- _Текст страницы_:
-=-=-=-=-

Поэтому, когда меня арестовали и когда начался второй период моей писательской жизни, я не признал себя виновным в политических преступлениях. Это было естественным поведением, а не какой-то хитростью с моей стороны. Вообще человек, попав в тюрьму, должен вести себя естественно, и только это помогает. Писателю, в частности, естественно утверждать, что литература неподсудна и не является политической агитацией и пропагандой, как это утверждает советское правительство, ведущее, кстати говоря, свободно и неподсудно политическую агитацию на Западе… Таким образом, мне и моему другу Юлию Даниэлю удалось остаться на позиции “непризнания себя виновными”, вопреки давлению суда и органов госбезопасности. Это довольно тяжелое давление, связанное с твоей жизнью и жизнью твоей семьи. И наше “непризнание” сыграло определенную роль в развитии диссидентского или, как его называют, демократического движения, хотя мы прямо с этим движением никак не были связаны, а действовали в одиночку.
Дело в том, что раньше на всех публичных политических процессах в Советском Союзе “преступники” (в кавычках и без кавычек) признавали себя виновными и каялись, и публично унижались перед советским судом. На этом и строилось советское политическое правосудие. Конечно, и раньше находились люди, не раскаявшиеся и не признавшие себя виновными. Но об этом никто не знал. Они погибли в неизвестности. А внешне все обстояло гладко: “враги народа” сами признавали себя “врагами народа” и просили, чтобы их расстреляли или, еще лучше, чтобы их не расстреливали, потому что они исправятся и, искупив свою вину перед Родиной, станут хорошими, честными советскими людьми. Со стороны властей это было приведением родины к единому знаменателю, к “морально-политическому единству советского народа и партии”.

-=-=-=-=-

- _Исходные данные_:
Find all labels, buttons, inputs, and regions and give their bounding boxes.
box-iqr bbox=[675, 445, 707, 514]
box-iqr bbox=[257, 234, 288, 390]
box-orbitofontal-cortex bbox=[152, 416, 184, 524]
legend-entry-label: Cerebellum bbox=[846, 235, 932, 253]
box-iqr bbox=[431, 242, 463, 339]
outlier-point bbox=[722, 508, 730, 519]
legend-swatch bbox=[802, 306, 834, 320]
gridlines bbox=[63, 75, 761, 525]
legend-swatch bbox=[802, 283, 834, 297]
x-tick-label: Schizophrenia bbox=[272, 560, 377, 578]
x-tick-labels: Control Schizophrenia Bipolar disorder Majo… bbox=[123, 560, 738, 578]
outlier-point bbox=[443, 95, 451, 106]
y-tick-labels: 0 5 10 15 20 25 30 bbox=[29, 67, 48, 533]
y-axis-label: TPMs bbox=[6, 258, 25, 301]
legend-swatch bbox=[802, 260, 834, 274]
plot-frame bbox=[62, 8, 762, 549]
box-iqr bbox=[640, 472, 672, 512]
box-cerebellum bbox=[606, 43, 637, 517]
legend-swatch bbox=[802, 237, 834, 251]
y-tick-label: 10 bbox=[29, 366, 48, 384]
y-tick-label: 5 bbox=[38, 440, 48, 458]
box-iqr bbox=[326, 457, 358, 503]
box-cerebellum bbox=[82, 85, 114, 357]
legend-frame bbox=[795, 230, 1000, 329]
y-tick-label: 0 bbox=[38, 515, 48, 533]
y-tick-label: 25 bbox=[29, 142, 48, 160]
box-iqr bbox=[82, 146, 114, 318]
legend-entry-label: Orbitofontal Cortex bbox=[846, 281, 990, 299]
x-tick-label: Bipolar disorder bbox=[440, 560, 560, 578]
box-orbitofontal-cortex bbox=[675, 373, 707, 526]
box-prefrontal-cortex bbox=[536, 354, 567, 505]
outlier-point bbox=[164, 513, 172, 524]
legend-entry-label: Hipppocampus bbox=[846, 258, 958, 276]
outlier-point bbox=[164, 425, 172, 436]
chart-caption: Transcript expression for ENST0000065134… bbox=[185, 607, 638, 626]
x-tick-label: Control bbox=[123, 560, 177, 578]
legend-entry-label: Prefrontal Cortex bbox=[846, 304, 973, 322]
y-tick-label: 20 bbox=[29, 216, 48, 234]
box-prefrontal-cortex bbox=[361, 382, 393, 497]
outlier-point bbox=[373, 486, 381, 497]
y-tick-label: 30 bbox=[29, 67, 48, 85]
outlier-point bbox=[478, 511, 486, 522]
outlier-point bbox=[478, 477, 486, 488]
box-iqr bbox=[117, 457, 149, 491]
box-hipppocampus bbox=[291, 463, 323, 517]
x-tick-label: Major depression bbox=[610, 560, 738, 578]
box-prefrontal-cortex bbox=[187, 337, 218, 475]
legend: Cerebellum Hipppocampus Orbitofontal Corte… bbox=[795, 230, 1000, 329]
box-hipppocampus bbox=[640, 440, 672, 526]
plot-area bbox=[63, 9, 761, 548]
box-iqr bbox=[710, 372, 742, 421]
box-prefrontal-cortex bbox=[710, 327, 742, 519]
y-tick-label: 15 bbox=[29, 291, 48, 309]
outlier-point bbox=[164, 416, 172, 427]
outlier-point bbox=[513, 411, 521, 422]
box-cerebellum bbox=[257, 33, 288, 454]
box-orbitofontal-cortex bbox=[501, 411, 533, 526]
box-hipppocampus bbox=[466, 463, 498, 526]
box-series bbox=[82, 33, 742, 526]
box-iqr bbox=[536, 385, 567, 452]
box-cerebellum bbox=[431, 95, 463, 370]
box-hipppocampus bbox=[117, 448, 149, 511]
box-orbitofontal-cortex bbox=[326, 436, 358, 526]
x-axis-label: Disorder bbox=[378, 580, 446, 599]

-=-=-=-=-

- _Задания_:
#1 Как, согласно тексту страницы, раньше вели себя «преступники» на публичных политических процессах в Советском Союзе?
#2 Перепишите записи с самого начала до строки с «x-tick-label: Schizophrenia bbox=[272, 560, 377, 578]» включительно, заменив «legend-swatch» на «legend-marker» и больше ничего не меняя.

- _Ответы по заданиям_:
#1 Они признавали себя виновными, каялись и публично унижались перед советским судом.

#2
Find all labels, buttons, inputs, and regions and give their bounding boxes.
box-iqr bbox=[675, 445, 707, 514]
box-iqr bbox=[257, 234, 288, 390]
box-orbitofontal-cortex bbox=[152, 416, 184, 524]
legend-entry-label: Cerebellum bbox=[846, 235, 932, 253]
box-iqr bbox=[431, 242, 463, 339]
outlier-point bbox=[722, 508, 730, 519]
legend-marker bbox=[802, 306, 834, 320]
gridlines bbox=[63, 75, 761, 525]
legend-marker bbox=[802, 283, 834, 297]
x-tick-label: Schizophrenia bbox=[272, 560, 377, 578]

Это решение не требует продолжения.